◆ Exercise brief ◆
Retype all material exactly. Pictures stay out of the copy.

◆ Extracted data ◆
++++++++++

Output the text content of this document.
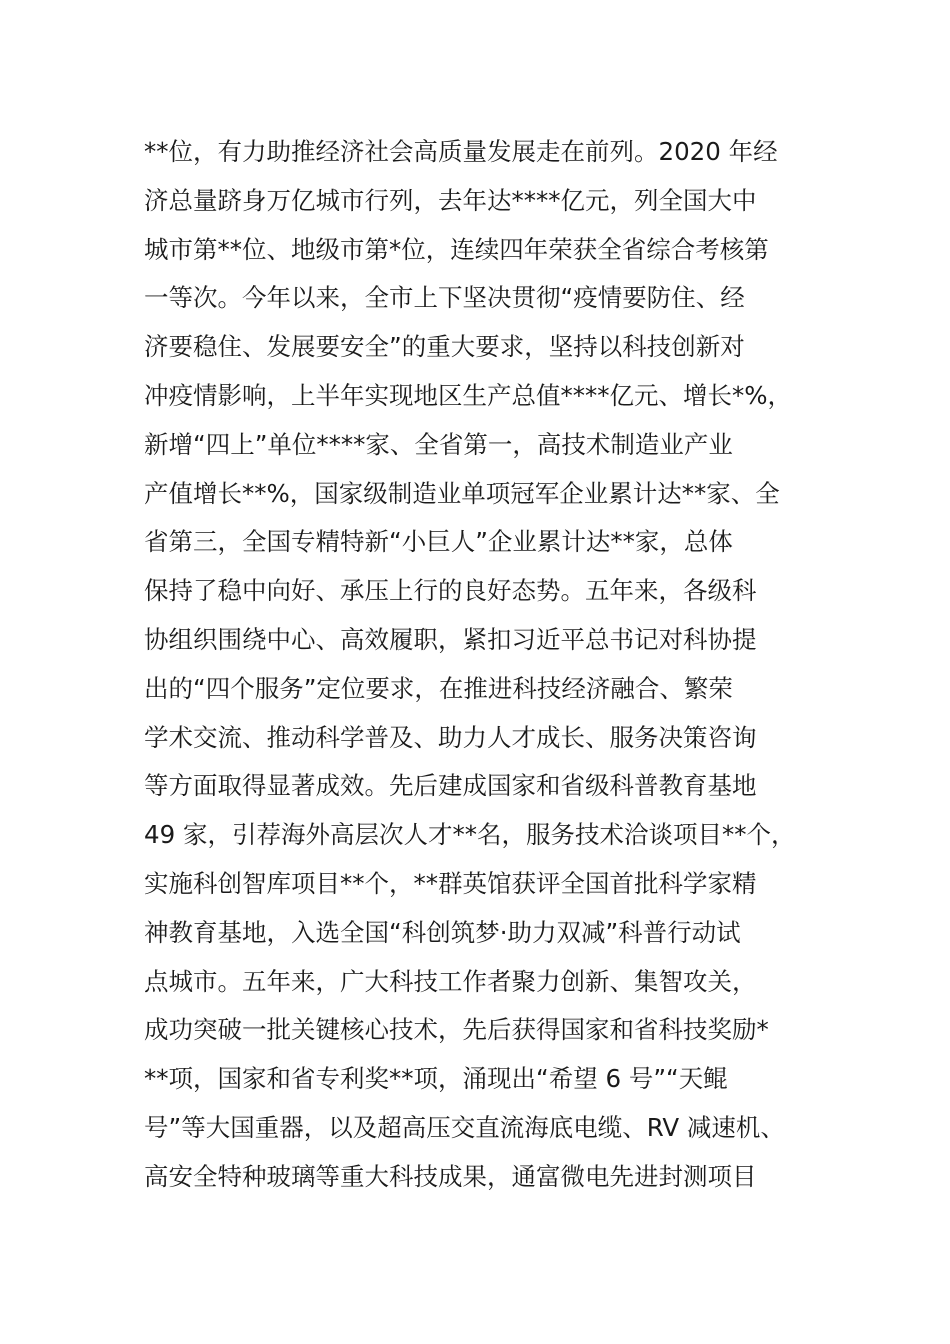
**位，有力助推经济社会高质量发展走在前列。2020 年经
济总量跻身万亿城市行列，去年达****亿元，列全国大中
城市第**位、地级市第*位，连续四年荣获全省综合考核第
一等次。今年以来，全市上下坚决贯彻“疫情要防住、经
济要稳住、发展要安全”的重大要求，坚持以科技创新对
冲疫情影响，上半年实现地区生产总值****亿元、增长*%，
新增“四上”单位****家、全省第一，高技术制造业产业
产值增长**%，国家级制造业单项冠军企业累计达**家、全
省第三，全国专精特新“小巨人”企业累计达**家，总体
保持了稳中向好、承压上行的良好态势。五年来，各级科
协组织围绕中心、高效履职，紧扣习近平总书记对科协提
出的“四个服务”定位要求，在推进科技经济融合、繁荣
学术交流、推动科学普及、助力人才成长、服务决策咨询
等方面取得显著成效。先后建成国家和省级科普教育基地
49 家，引荐海外高层次人才**名，服务技术洽谈项目**个，
实施科创智库项目**个，**群英馆获评全国首批科学家精
神教育基地，入选全国“科创筑梦·助力双减”科普行动试
点城市。五年来，广大科技工作者聚力创新、集智攻关，
成功突破一批关键核心技术，先后获得国家和省科技奖励*
**项，国家和省专利奖**项，涌现出“希望 6 号”“天鲲
号”等大国重器，以及超高压交直流海底电缆、RV 减速机、
高安全特种玻璃等重大科技成果，通富微电先进封测项目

++++++++++

◆ Correct result ◆
Output the text content of this document.
**位，有力助推经济社会高质量发展走在前列。2020 年经
济总量跻身万亿城市行列，去年达****亿元，列全国大中
城市第**位、地级市第*位，连续四年荣获全省综合考核第
一等次。今年以来，全市上下坚决贯彻“疫情要防住、经
济要稳住、发展要安全”的重大要求，坚持以科技创新对
冲疫情影响，上半年实现地区生产总值****亿元、增长*%，
新增“四上”单位****家、全省第一，高技术制造业产业
产值增长**%，国家级制造业单项冠军企业累计达**家、全
省第三，全国专精特新“小巨人”企业累计达**家，总体
保持了稳中向好、承压上行的良好态势。五年来，各级科
协组织围绕中心、高效履职，紧扣习近平总书记对科协提
出的“四个服务”定位要求，在推进科技经济融合、繁荣
学术交流、推动科学普及、助力人才成长、服务决策咨询
等方面取得显著成效。先后建成国家和省级科普教育基地
49 家，引荐海外高层次人才**名，服务技术洽谈项目**个，
实施科创智库项目**个，**群英馆获评全国首批科学家精
神教育基地，入选全国“科创筑梦·助力双减”科普行动试
点城市。五年来，广大科技工作者聚力创新、集智攻关，
成功突破一批关键核心技术，先后获得国家和省科技奖励*
**项，国家和省专利奖**项，涌现出“希望 6 号”“天鲲
号”等大国重器，以及超高压交直流海底电缆、RV 减速机、
高安全特种玻璃等重大科技成果，通富微电先进封测项目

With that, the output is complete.